WRITTEN INSTRUCTION A:
Return the following lines from the records word for word, starting with the line with "calendar-day[interactable]: 3 <box>78" and going on through the line with "hours-unit-label: Hours <box>817".

EXTRACT PROVIDED:
--- BEGIN ---
That ends my presentation, senators, and I would be happy to answer any questions at this time.

Senator Stratton: Professor Coyle, your comments about this bill are positive. How do you balance that against the almost universal statements by various presenters that the bill should be thrown out and renegotiated? That is fairly consistent across the board. Few presenters were willing to accept any amendments. They felt that the bill should be scrapped and renegotiated.

Mr. Coyle: I would not want my presentation to be characterized as an indication that I feel positively about the bill. I believe that the basic structure that I suggest of negotiation and adjudication is the right one and one that has been embraced by First Nations. However, the exclusions embedded in the bill and the ability of the federal government to control the appointment process on its own, which is something I did not get a chance to deal with, creates severe problems in terms of the consistency of the rule of law and dealing with the majority of claims in this country.

As someone who personally believes that this country will be a better place when everyone can say that a fair effort has been made to deal with land claims fairly, I am disappointed in some of these key proposed provisions in the bill. In my view — and this is not a political view — these sorts of changes would be easy to make, and those are: eliminating the individual cap; the exclusion of claims with a land component; and requiring consultation with First Nations in the appointment of the persons who work on this commission. Those changes could be made relatively easily in terms of drafting, and I think they would fundamentally improve the bill.

I understand why First Nations are opposed to the bill. I simply did not see it as my place in front of this committee to tell them whether they should recommend the entire bill be scrapped, or whether it should be amended to make it a more effective and fair process.

Senator Stratton: The expressions of concern on the part of First Nations groups are to the effect that the federal government is being paternalistic in its attitude towards the First Nations people, particularly when it comes to the appointment process. Examples of that the appointment process in the Meech Lake Accord, the appointment process for senators, and the appointment process for members of the Canadian Wheat Board. When Bill C-4 was redrafted, it allowed, for the first time, the election of members to the Canadian Wheat Board. There must be a process whereby the First Nations people have an involvement in the process whereby they can bring names forward for the government. Would you not strongly support that process?

Mr. Coyle: Because of time constraints, I did not talk about some of the administrative law issues. However, as important as the actual results in terms of settlements that this bill or process might create is the process itself and the sense of the parties that they have been dealt with through a fair process, not just the result they achieved.
--- END ---
WRITTEN INSTRUCTION B:
Retype word for word the passage of the land claims hearing transcript starting with "Senator Stratton: The" and going on through "support that process?".

RECORDS TO PROCESS:
--- BEGIN ---
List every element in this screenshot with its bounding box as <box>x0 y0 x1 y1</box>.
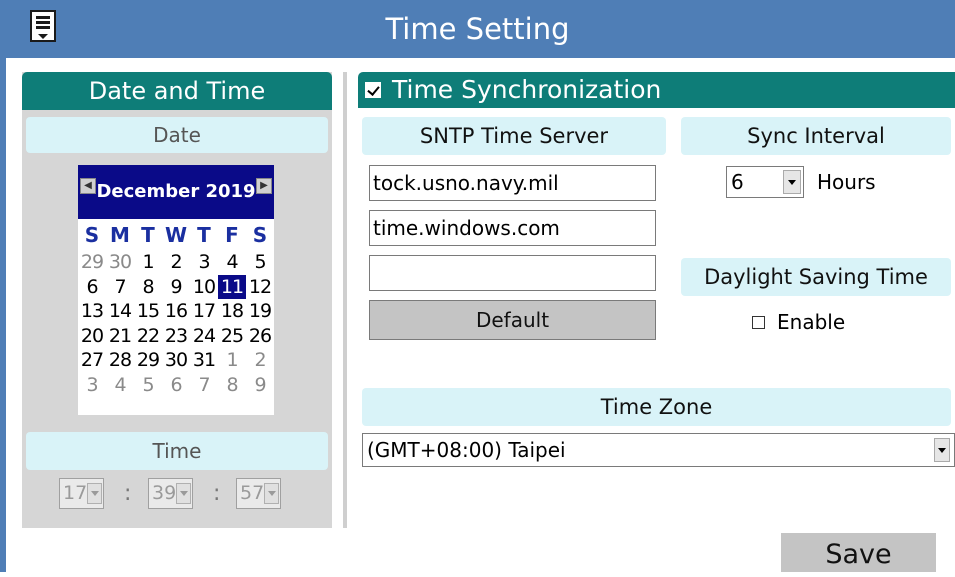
calendar-day[interactable]: 3 <box>78 373 106 398</box>
left-edge-bar <box>0 58 6 572</box>
calendar-day[interactable]: 4 <box>218 250 246 275</box>
calendar-day[interactable]: 8 <box>218 373 246 398</box>
time-sync-checkbox[interactable] <box>365 82 381 98</box>
calendar-day[interactable]: 30 <box>106 250 134 275</box>
calendar-day[interactable]: 5 <box>246 250 274 275</box>
calendar-day[interactable]: 20 <box>78 324 106 349</box>
calendar-day[interactable]: 25 <box>218 324 246 349</box>
time-zone-select[interactable]: (GMT+08:00) Taipei <box>362 433 955 467</box>
weekday-label: T <box>141 223 155 247</box>
calendar-day[interactable]: 24 <box>190 324 218 349</box>
weekday-label: M <box>110 223 130 247</box>
default-button[interactable]: Default <box>369 300 656 340</box>
hours-unit-label: Hours <box>817 170 876 194</box>
chevron-down-icon[interactable] <box>264 483 279 504</box>
calendar-day[interactable]: 15 <box>134 299 162 324</box>
calendar-day[interactable]: 6 <box>162 373 190 398</box>
calendar-day[interactable]: 7 <box>190 373 218 398</box>
save-button[interactable]: Save <box>781 533 936 572</box>
calendar-day[interactable]: 14 <box>106 299 134 324</box>
calendar-day[interactable]: 6 <box>78 275 106 300</box>
calendar-day[interactable]: 9 <box>162 275 190 300</box>
calendar-day[interactable]: 28 <box>106 348 134 373</box>
date-time-heading: Date and Time <box>22 72 332 110</box>
weekday-label: W <box>164 223 188 247</box>
calendar-day[interactable]: 29 <box>134 348 162 373</box>
calendar-day[interactable]: 1 <box>218 348 246 373</box>
calendar-day[interactable]: 29 <box>78 250 106 275</box>
right-arrow-icon[interactable]: ▶ <box>256 178 272 194</box>
calendar-day[interactable]: 27 <box>78 348 106 373</box>
calendar-day[interactable]: 30 <box>162 348 190 373</box>
time-separator: : <box>124 481 132 506</box>
calendar-day[interactable]: 10 <box>190 275 218 300</box>
calendar-day[interactable]: 3 <box>190 250 218 275</box>
date-label: Date <box>26 117 328 153</box>
time-separator: : <box>213 481 221 506</box>
chevron-down-icon[interactable] <box>934 438 950 462</box>
dst-enable-checkbox[interactable] <box>752 316 765 329</box>
calendar-days: 29 30 1 2 3 4 5 6 7 8 9 10 11 12 13 14 15 16 17 18 19 20 21 22 2… <box>78 250 274 397</box>
minute-select[interactable]: 39 <box>148 478 193 509</box>
weekday-label: F <box>225 223 239 247</box>
calendar-day[interactable]: 18 <box>218 299 246 324</box>
sync-interval-label: Sync Interval <box>681 117 951 155</box>
chevron-down-icon[interactable] <box>783 170 801 194</box>
calendar-day[interactable]: 4 <box>106 373 134 398</box>
panel-divider <box>343 72 347 528</box>
calendar-day[interactable]: 9 <box>246 373 274 398</box>
chevron-down-icon[interactable] <box>176 483 191 504</box>
dst-label: Daylight Saving Time <box>681 258 951 296</box>
calendar-day[interactable]: 21 <box>106 324 134 349</box>
chevron-down-icon[interactable] <box>87 483 102 504</box>
calendar-day-selected[interactable]: 11 <box>218 274 246 299</box>
hour-value: 17 <box>63 482 88 504</box>
second-value: 57 <box>240 482 265 504</box>
sntp-server-field-3[interactable] <box>369 255 656 291</box>
calendar-day[interactable]: 19 <box>246 299 274 324</box>
time-zone-value: (GMT+08:00) Taipei <box>367 438 566 462</box>
sntp-server-field-1[interactable]: tock.usno.navy.mil <box>369 165 656 201</box>
calendar-day[interactable]: 23 <box>162 324 190 349</box>
calendar-day[interactable]: 7 <box>106 275 134 300</box>
time-label: Time <box>26 432 328 470</box>
minute-value: 39 <box>152 482 177 504</box>
sync-interval-select[interactable]: 6 <box>726 166 804 198</box>
dst-enable-label: Enable <box>777 310 846 334</box>
sntp-server-field-2[interactable]: time.windows.com <box>369 210 656 246</box>
time-sync-label: Time Synchronization <box>392 75 662 104</box>
sync-interval-value: 6 <box>731 170 744 194</box>
calendar-day[interactable]: 16 <box>162 299 190 324</box>
sntp-server-label: SNTP Time Server <box>362 117 666 155</box>
weekday-label: S <box>84 223 100 247</box>
calendar-day[interactable]: 13 <box>78 299 106 324</box>
calendar-day[interactable]: 1 <box>134 250 162 275</box>
hour-select[interactable]: 17 <box>59 478 104 509</box>
calendar-day[interactable]: 22 <box>134 324 162 349</box>
page-title: Time Setting <box>385 12 570 46</box>
calendar-month-title: December 2019 <box>96 181 256 202</box>
calendar-day[interactable]: 12 <box>246 275 274 300</box>
calendar-day[interactable]: 26 <box>246 324 274 349</box>
calendar-day[interactable]: 31 <box>190 348 218 373</box>
second-select[interactable]: 57 <box>236 478 281 509</box>
calendar-day[interactable]: 8 <box>134 275 162 300</box>
calendar-weekdays: SMTWTFS <box>78 222 274 248</box>
calendar-day[interactable]: 5 <box>134 373 162 398</box>
left-arrow-icon[interactable]: ◀ <box>80 178 96 194</box>
calendar-day[interactable]: 17 <box>190 299 218 324</box>
calendar-day[interactable]: 2 <box>162 250 190 275</box>
weekday-label: S <box>252 223 268 247</box>
calendar-day[interactable]: 2 <box>246 348 274 373</box>
time-zone-label: Time Zone <box>362 388 951 426</box>
menu-icon[interactable] <box>30 10 56 42</box>
weekday-label: T <box>197 223 211 247</box>
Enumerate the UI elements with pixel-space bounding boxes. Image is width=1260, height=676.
--- END ---
WRITTEN SOLUTION A:
calendar-day[interactable]: 3 <box>78 373 106 398</box>
left-edge-bar <box>0 58 6 572</box>
calendar-day[interactable]: 4 <box>218 250 246 275</box>
calendar-day[interactable]: 8 <box>218 373 246 398</box>
time-sync-checkbox[interactable] <box>365 82 381 98</box>
calendar-day[interactable]: 30 <box>106 250 134 275</box>
calendar-day[interactable]: 5 <box>246 250 274 275</box>
calendar-day[interactable]: 20 <box>78 324 106 349</box>
calendar-day[interactable]: 25 <box>218 324 246 349</box>
time-zone-select[interactable]: (GMT+08:00) Taipei <box>362 433 955 467</box>
weekday-label: T <box>141 223 155 247</box>
calendar-day[interactable]: 24 <box>190 324 218 349</box>
weekday-label: M <box>110 223 130 247</box>
default-button[interactable]: Default <box>369 300 656 340</box>
hours-unit-label: Hours <box>817 170 876 194</box>

WRITTEN SOLUTION B:
Senator Stratton: The expressions of concern on the part of First Nations groups are to the effect that the federal government is being paternalistic in its attitude towards the First Nations people, particularly when it comes to the appointment process. Examples of that the appointment process in the Meech Lake Accord, the appointment process for senators, and the appointment process for members of the Canadian Wheat Board. When Bill C-4 was redrafted, it allowed, for the first time, the election of members to the Canadian Wheat Board. There must be a process whereby the First Nations people have an involvement in the process whereby they can bring names forward for the government. Would you not strongly support that process?